- [Directions]
Reproduce every entry below precisely. Pictures are excluded from the copy.

== Available records ==

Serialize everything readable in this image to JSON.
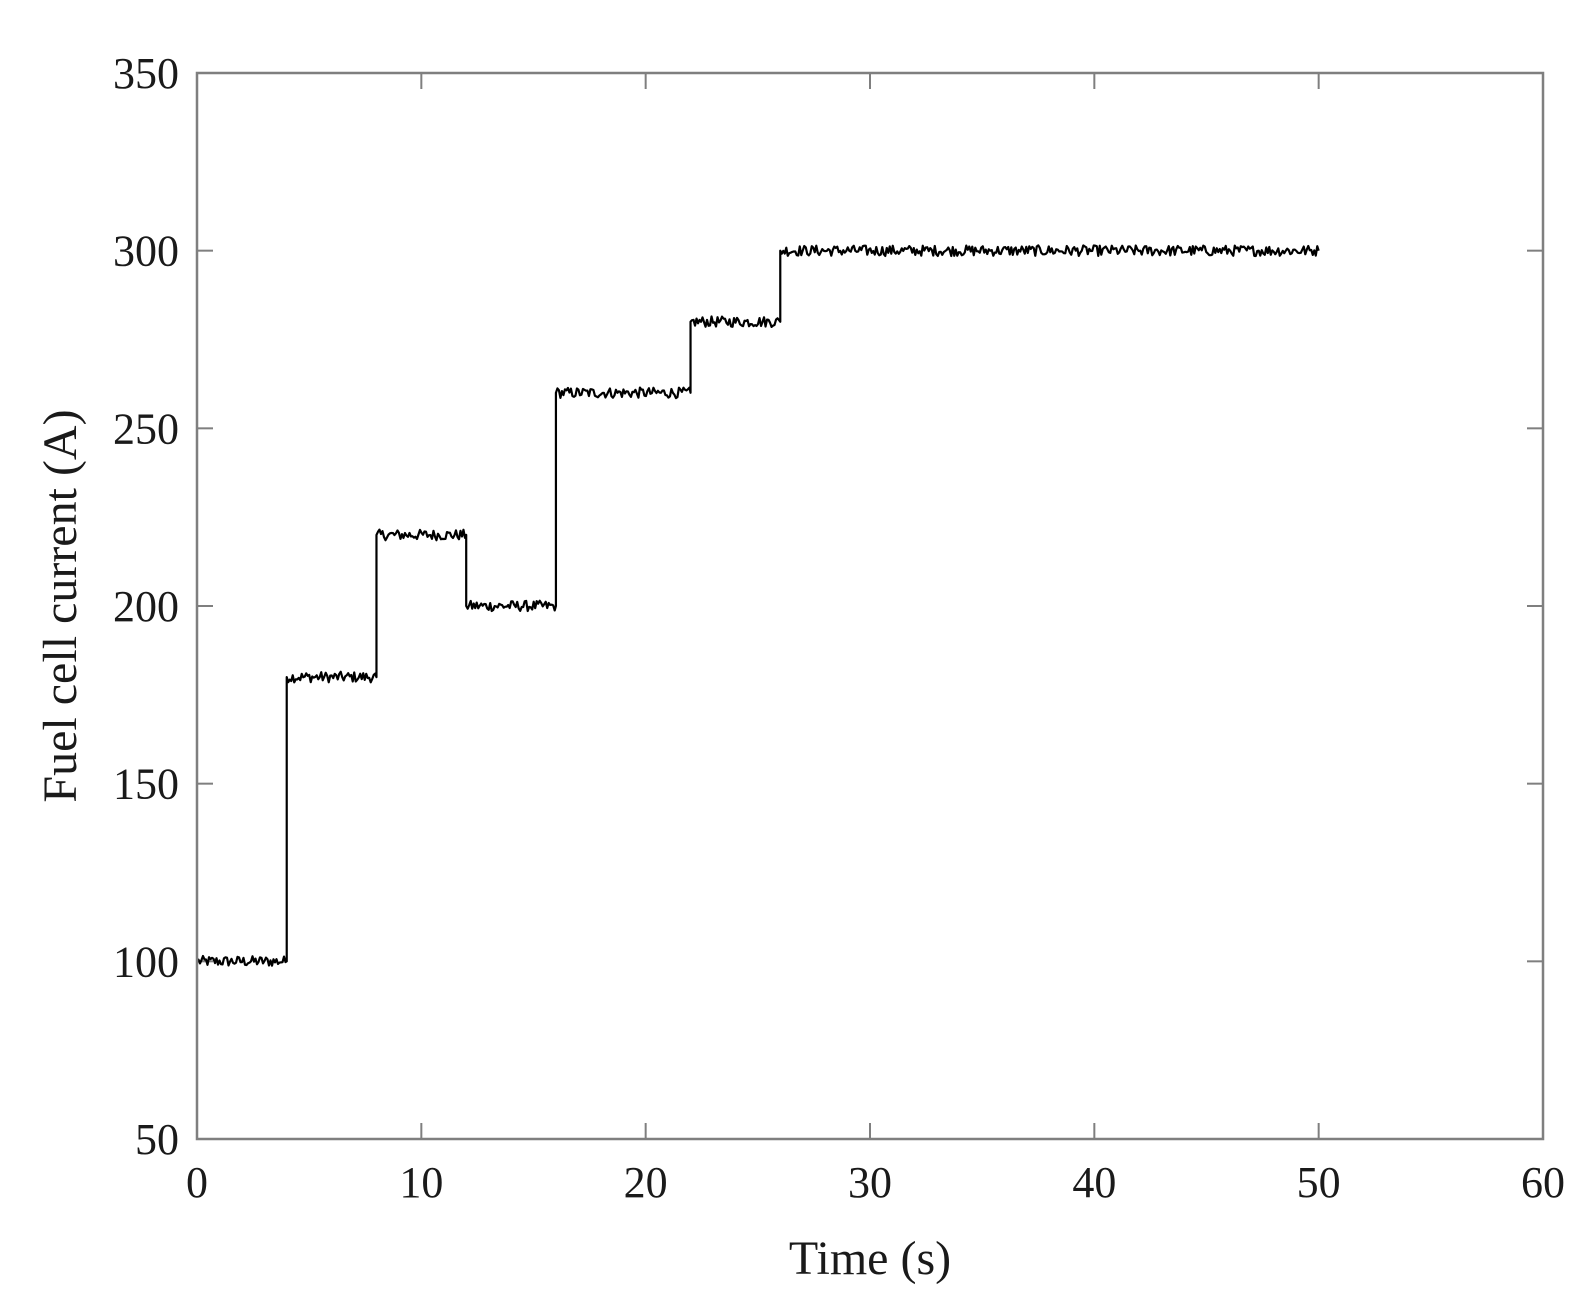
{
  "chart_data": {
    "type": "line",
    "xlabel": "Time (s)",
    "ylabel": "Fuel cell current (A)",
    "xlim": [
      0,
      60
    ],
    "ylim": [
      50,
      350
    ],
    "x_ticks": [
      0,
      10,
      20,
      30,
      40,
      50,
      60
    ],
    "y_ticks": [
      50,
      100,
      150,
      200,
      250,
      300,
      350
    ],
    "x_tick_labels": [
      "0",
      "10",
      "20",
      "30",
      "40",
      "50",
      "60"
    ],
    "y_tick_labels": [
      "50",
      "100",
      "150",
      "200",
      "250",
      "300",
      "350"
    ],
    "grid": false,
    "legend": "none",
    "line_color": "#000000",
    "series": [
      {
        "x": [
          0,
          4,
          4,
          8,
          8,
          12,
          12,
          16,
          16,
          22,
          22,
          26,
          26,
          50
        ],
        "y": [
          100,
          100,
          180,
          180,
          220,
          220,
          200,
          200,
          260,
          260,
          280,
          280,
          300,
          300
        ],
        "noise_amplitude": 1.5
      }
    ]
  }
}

===

- [Exercise solution]
Serialize everything readable in this image to JSON.
{
  "chart_data": {
    "type": "line",
    "xlabel": "Time (s)",
    "ylabel": "Fuel cell current (A)",
    "xlim": [
      0,
      60
    ],
    "ylim": [
      50,
      350
    ],
    "x_ticks": [
      0,
      10,
      20,
      30,
      40,
      50,
      60
    ],
    "y_ticks": [
      50,
      100,
      150,
      200,
      250,
      300,
      350
    ],
    "x_tick_labels": [
      "0",
      "10",
      "20",
      "30",
      "40",
      "50",
      "60"
    ],
    "y_tick_labels": [
      "50",
      "100",
      "150",
      "200",
      "250",
      "300",
      "350"
    ],
    "grid": false,
    "legend": "none",
    "line_color": "#000000",
    "series": [
      {
        "x": [
          0,
          4,
          4,
          8,
          8,
          12,
          12,
          16,
          16,
          22,
          22,
          26,
          26,
          50
        ],
        "y": [
          100,
          100,
          180,
          180,
          220,
          220,
          200,
          200,
          260,
          260,
          280,
          280,
          300,
          300
        ],
        "noise_amplitude": 1.5
      }
    ]
  }
}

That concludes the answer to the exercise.